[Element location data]
===============

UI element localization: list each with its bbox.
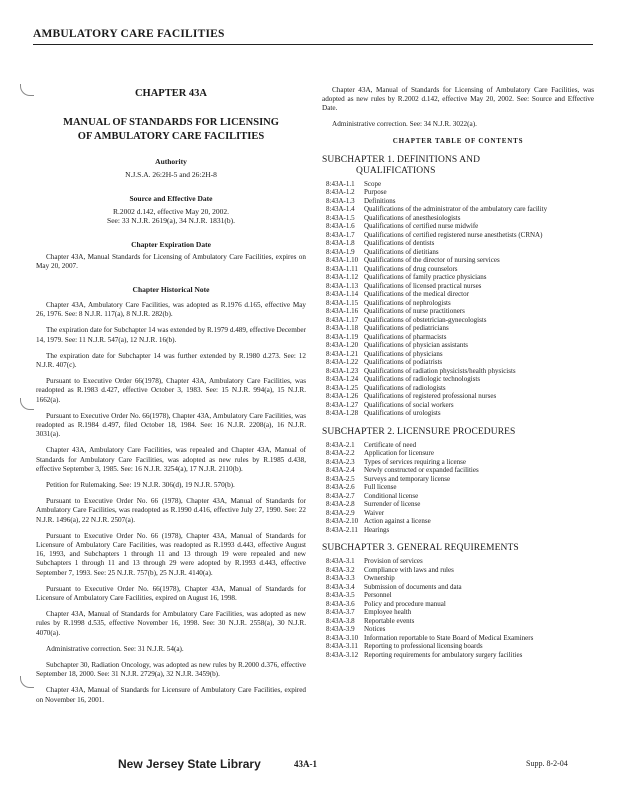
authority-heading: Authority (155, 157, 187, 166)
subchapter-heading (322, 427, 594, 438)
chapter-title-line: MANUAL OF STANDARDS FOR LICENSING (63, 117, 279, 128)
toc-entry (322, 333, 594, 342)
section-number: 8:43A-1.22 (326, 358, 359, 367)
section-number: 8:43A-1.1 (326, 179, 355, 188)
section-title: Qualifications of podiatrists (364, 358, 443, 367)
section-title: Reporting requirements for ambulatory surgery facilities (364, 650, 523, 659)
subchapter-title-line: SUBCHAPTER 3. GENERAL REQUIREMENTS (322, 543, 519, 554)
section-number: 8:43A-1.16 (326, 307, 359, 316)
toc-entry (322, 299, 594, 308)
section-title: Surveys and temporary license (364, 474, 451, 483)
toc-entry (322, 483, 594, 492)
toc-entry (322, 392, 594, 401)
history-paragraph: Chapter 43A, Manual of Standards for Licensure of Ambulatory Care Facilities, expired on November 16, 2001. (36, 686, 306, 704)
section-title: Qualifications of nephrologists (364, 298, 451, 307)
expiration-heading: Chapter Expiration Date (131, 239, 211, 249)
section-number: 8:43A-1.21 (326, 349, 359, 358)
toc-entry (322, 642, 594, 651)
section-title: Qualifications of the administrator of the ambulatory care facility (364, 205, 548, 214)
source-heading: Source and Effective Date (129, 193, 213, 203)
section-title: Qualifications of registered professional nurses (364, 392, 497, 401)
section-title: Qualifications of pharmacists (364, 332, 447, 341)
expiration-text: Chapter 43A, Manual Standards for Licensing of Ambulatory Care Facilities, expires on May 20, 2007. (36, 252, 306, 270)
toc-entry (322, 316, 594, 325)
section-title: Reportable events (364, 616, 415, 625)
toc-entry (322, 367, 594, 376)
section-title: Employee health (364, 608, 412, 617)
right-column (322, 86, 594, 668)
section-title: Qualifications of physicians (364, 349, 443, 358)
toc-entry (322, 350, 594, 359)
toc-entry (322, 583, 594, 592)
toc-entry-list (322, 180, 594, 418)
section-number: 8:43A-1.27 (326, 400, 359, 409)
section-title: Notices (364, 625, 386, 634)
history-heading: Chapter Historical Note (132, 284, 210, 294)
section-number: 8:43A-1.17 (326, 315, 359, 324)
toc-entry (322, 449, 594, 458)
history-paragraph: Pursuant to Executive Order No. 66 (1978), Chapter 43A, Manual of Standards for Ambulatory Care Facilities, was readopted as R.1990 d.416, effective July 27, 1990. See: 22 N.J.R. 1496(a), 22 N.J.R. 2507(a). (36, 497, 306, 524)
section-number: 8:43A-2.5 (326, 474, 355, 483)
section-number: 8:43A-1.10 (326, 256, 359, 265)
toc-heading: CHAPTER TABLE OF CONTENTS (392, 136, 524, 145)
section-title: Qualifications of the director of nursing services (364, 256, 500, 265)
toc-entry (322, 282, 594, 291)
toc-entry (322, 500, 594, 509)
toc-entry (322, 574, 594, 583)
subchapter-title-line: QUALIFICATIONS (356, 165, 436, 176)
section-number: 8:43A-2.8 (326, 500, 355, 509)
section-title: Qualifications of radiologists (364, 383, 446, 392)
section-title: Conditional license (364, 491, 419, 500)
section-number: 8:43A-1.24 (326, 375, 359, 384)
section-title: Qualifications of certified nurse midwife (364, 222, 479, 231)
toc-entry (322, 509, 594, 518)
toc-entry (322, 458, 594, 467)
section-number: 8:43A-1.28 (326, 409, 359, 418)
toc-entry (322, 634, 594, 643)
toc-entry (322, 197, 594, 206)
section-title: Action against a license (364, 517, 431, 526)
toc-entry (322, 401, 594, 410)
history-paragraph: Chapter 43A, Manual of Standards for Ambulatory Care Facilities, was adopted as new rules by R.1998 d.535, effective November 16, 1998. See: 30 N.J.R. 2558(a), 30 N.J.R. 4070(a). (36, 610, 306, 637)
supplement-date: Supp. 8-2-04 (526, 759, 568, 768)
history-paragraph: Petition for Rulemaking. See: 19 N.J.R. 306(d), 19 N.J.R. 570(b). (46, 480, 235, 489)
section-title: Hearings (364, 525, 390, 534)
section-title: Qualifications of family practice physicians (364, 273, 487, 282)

===============

- WHAT IS BEING ASKED
Can you copy the rows above with every "section-title" swapped for "section-caption" and nothing else altered? Omit the pictures from your answer.

- SOLUTION BELOW
UI element localization: list each with its bbox.
authority-heading: Authority (155, 157, 187, 166)
subchapter-heading (322, 427, 594, 438)
chapter-title-line: MANUAL OF STANDARDS FOR LICENSING (63, 117, 279, 128)
toc-entry (322, 333, 594, 342)
section-number: 8:43A-1.22 (326, 358, 359, 367)
section-number: 8:43A-1.1 (326, 179, 355, 188)
section-caption: Qualifications of podiatrists (364, 358, 443, 367)
section-caption: Reporting requirements for ambulatory surgery facilities (364, 650, 523, 659)
subchapter-title-line: SUBCHAPTER 3. GENERAL REQUIREMENTS (322, 543, 519, 554)
section-number: 8:43A-1.16 (326, 307, 359, 316)
toc-entry (322, 299, 594, 308)
section-caption: Surveys and temporary license (364, 474, 451, 483)
toc-entry (322, 483, 594, 492)
toc-entry (322, 392, 594, 401)
history-paragraph: Chapter 43A, Manual of Standards for Licensure of Ambulatory Care Facilities, expired on November 16, 2001. (36, 686, 306, 704)
section-caption: Qualifications of nephrologists (364, 298, 451, 307)
expiration-heading: Chapter Expiration Date (131, 239, 211, 249)
section-number: 8:43A-1.21 (326, 349, 359, 358)
toc-entry (322, 642, 594, 651)
section-caption: Qualifications of the administrator of the ambulatory care facility (364, 205, 548, 214)
source-heading: Source and Effective Date (129, 193, 213, 203)
section-caption: Qualifications of registered professional nurses (364, 392, 497, 401)
section-caption: Qualifications of pharmacists (364, 332, 447, 341)
expiration-text: Chapter 43A, Manual Standards for Licensing of Ambulatory Care Facilities, expires on May 20, 2007. (36, 252, 306, 270)
toc-entry (322, 316, 594, 325)
section-caption: Reportable events (364, 616, 415, 625)
toc-entry (322, 367, 594, 376)
section-caption: Employee health (364, 608, 412, 617)
right-column (322, 86, 594, 668)
section-caption: Qualifications of physicians (364, 349, 443, 358)
toc-entry (322, 350, 594, 359)
toc-entry (322, 583, 594, 592)
toc-entry-list (322, 180, 594, 418)
section-number: 8:43A-1.27 (326, 400, 359, 409)
section-caption: Notices (364, 625, 386, 634)
history-heading: Chapter Historical Note (132, 284, 210, 294)
section-number: 8:43A-1.17 (326, 315, 359, 324)
toc-entry (322, 449, 594, 458)
history-paragraph: Pursuant to Executive Order No. 66 (1978), Chapter 43A, Manual of Standards for Ambulatory Care Facilities, was readopted as R.1990 d.416, effective July 27, 1990. See: 22 N.J.R. 1496(a), 22 N.J.R. 2507(a). (36, 497, 306, 524)
section-number: 8:43A-2.5 (326, 474, 355, 483)
section-number: 8:43A-1.10 (326, 256, 359, 265)
toc-heading: CHAPTER TABLE OF CONTENTS (392, 136, 524, 145)
section-caption: Qualifications of the director of nursing services (364, 256, 500, 265)
toc-entry (322, 282, 594, 291)
toc-entry (322, 500, 594, 509)
toc-entry (322, 574, 594, 583)
subchapter-title-line: QUALIFICATIONS (356, 165, 436, 176)
section-number: 8:43A-2.8 (326, 500, 355, 509)
section-caption: Qualifications of radiologists (364, 383, 446, 392)
section-caption: Conditional license (364, 491, 419, 500)
section-number: 8:43A-1.24 (326, 375, 359, 384)
section-caption: Qualifications of certified nurse midwife (364, 222, 479, 231)
toc-entry (322, 509, 594, 518)
toc-entry (322, 458, 594, 467)
section-number: 8:43A-1.28 (326, 409, 359, 418)
toc-entry (322, 634, 594, 643)
toc-entry (322, 197, 594, 206)
section-caption: Action against a license (364, 517, 431, 526)
toc-entry (322, 401, 594, 410)
history-paragraph: Chapter 43A, Manual of Standards for Ambulatory Care Facilities, was adopted as new rules by R.1998 d.535, effective November 16, 1998. See: 30 N.J.R. 2558(a), 30 N.J.R. 4070(a). (36, 610, 306, 637)
supplement-date: Supp. 8-2-04 (526, 759, 568, 768)
history-paragraph: Petition for Rulemaking. See: 19 N.J.R. 306(d), 19 N.J.R. 570(b). (46, 480, 235, 489)
section-caption: Hearings (364, 525, 390, 534)
section-caption: Qualifications of family practice physicians (364, 273, 487, 282)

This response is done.